### What is needed
Output the records exactly as they appear, with no pictures included.

== Extracted information

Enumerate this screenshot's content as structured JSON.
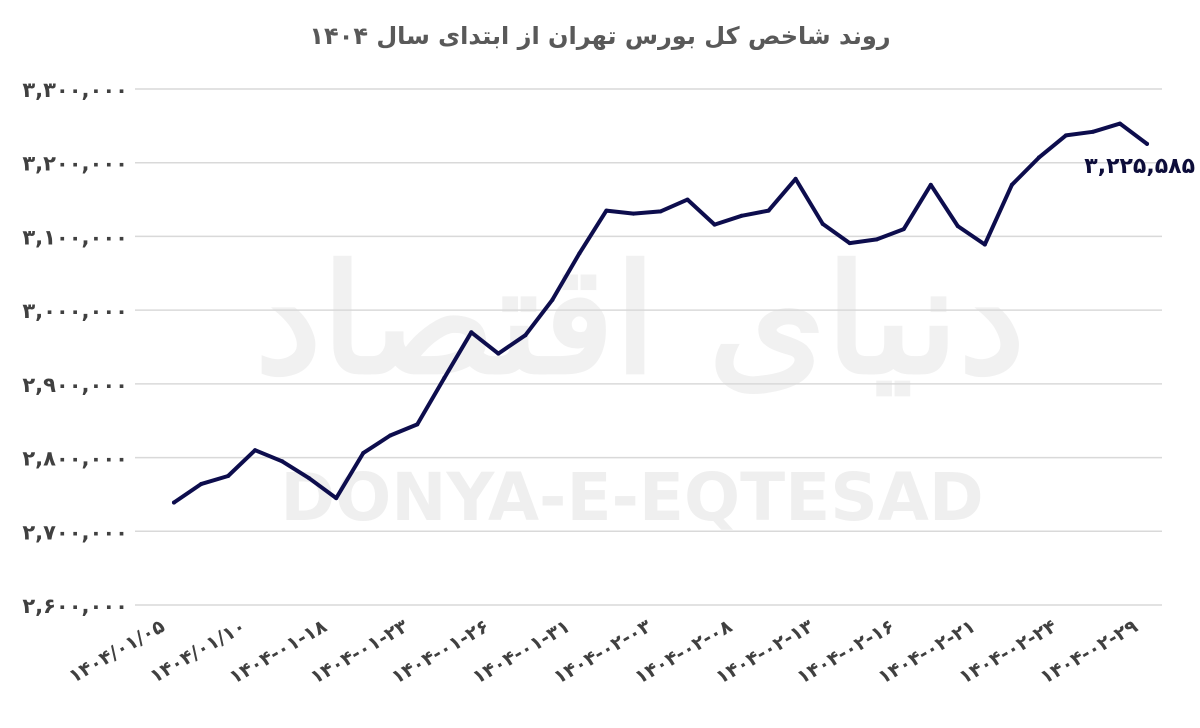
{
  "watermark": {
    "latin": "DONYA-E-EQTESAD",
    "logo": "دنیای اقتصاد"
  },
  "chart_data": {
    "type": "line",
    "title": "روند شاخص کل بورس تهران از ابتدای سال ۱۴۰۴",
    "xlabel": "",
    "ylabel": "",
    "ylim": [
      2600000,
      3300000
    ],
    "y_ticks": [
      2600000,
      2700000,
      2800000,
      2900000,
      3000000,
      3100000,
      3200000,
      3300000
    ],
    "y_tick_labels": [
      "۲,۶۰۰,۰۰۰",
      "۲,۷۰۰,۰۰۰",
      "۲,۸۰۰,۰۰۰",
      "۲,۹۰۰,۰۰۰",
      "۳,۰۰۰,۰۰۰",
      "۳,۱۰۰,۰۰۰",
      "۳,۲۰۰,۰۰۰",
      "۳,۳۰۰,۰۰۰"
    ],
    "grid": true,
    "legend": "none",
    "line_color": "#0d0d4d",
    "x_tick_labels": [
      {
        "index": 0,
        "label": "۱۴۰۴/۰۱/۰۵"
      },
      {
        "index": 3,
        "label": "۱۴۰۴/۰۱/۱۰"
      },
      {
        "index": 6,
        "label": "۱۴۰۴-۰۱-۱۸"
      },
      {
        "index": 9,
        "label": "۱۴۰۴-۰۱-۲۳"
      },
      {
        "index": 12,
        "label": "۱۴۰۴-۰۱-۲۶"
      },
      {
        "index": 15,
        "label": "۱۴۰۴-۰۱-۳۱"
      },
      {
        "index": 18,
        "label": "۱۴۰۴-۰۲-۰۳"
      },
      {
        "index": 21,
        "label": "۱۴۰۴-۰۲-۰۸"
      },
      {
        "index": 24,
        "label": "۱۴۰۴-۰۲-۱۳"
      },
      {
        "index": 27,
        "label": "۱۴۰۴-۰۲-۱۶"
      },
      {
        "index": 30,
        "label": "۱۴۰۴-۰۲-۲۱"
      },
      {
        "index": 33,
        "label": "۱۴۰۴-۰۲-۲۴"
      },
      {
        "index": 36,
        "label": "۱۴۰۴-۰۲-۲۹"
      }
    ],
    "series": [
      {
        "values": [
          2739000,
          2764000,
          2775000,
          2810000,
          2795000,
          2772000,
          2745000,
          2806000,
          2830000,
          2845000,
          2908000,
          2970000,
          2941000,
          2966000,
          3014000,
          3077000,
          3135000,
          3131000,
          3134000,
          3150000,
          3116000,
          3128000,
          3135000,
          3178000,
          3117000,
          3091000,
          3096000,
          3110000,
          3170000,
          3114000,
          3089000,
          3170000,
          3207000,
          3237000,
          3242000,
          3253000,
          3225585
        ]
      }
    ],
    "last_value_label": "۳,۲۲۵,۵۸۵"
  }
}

====

### Correct answer
Enumerate this screenshot's content as structured JSON.
{
  "watermark": {
    "latin": "DONYA-E-EQTESAD",
    "logo": "دنیای اقتصاد"
  },
  "chart_data": {
    "type": "line",
    "title": "روند شاخص کل بورس تهران از ابتدای سال ۱۴۰۴",
    "xlabel": "",
    "ylabel": "",
    "ylim": [
      2600000,
      3300000
    ],
    "y_ticks": [
      2600000,
      2700000,
      2800000,
      2900000,
      3000000,
      3100000,
      3200000,
      3300000
    ],
    "y_tick_labels": [
      "۲,۶۰۰,۰۰۰",
      "۲,۷۰۰,۰۰۰",
      "۲,۸۰۰,۰۰۰",
      "۲,۹۰۰,۰۰۰",
      "۳,۰۰۰,۰۰۰",
      "۳,۱۰۰,۰۰۰",
      "۳,۲۰۰,۰۰۰",
      "۳,۳۰۰,۰۰۰"
    ],
    "grid": true,
    "legend": "none",
    "line_color": "#0d0d4d",
    "x_tick_labels": [
      {
        "index": 0,
        "label": "۱۴۰۴/۰۱/۰۵"
      },
      {
        "index": 3,
        "label": "۱۴۰۴/۰۱/۱۰"
      },
      {
        "index": 6,
        "label": "۱۴۰۴-۰۱-۱۸"
      },
      {
        "index": 9,
        "label": "۱۴۰۴-۰۱-۲۳"
      },
      {
        "index": 12,
        "label": "۱۴۰۴-۰۱-۲۶"
      },
      {
        "index": 15,
        "label": "۱۴۰۴-۰۱-۳۱"
      },
      {
        "index": 18,
        "label": "۱۴۰۴-۰۲-۰۳"
      },
      {
        "index": 21,
        "label": "۱۴۰۴-۰۲-۰۸"
      },
      {
        "index": 24,
        "label": "۱۴۰۴-۰۲-۱۳"
      },
      {
        "index": 27,
        "label": "۱۴۰۴-۰۲-۱۶"
      },
      {
        "index": 30,
        "label": "۱۴۰۴-۰۲-۲۱"
      },
      {
        "index": 33,
        "label": "۱۴۰۴-۰۲-۲۴"
      },
      {
        "index": 36,
        "label": "۱۴۰۴-۰۲-۲۹"
      }
    ],
    "series": [
      {
        "values": [
          2739000,
          2764000,
          2775000,
          2810000,
          2795000,
          2772000,
          2745000,
          2806000,
          2830000,
          2845000,
          2908000,
          2970000,
          2941000,
          2966000,
          3014000,
          3077000,
          3135000,
          3131000,
          3134000,
          3150000,
          3116000,
          3128000,
          3135000,
          3178000,
          3117000,
          3091000,
          3096000,
          3110000,
          3170000,
          3114000,
          3089000,
          3170000,
          3207000,
          3237000,
          3242000,
          3253000,
          3225585
        ]
      }
    ],
    "last_value_label": "۳,۲۲۵,۵۸۵"
  }
}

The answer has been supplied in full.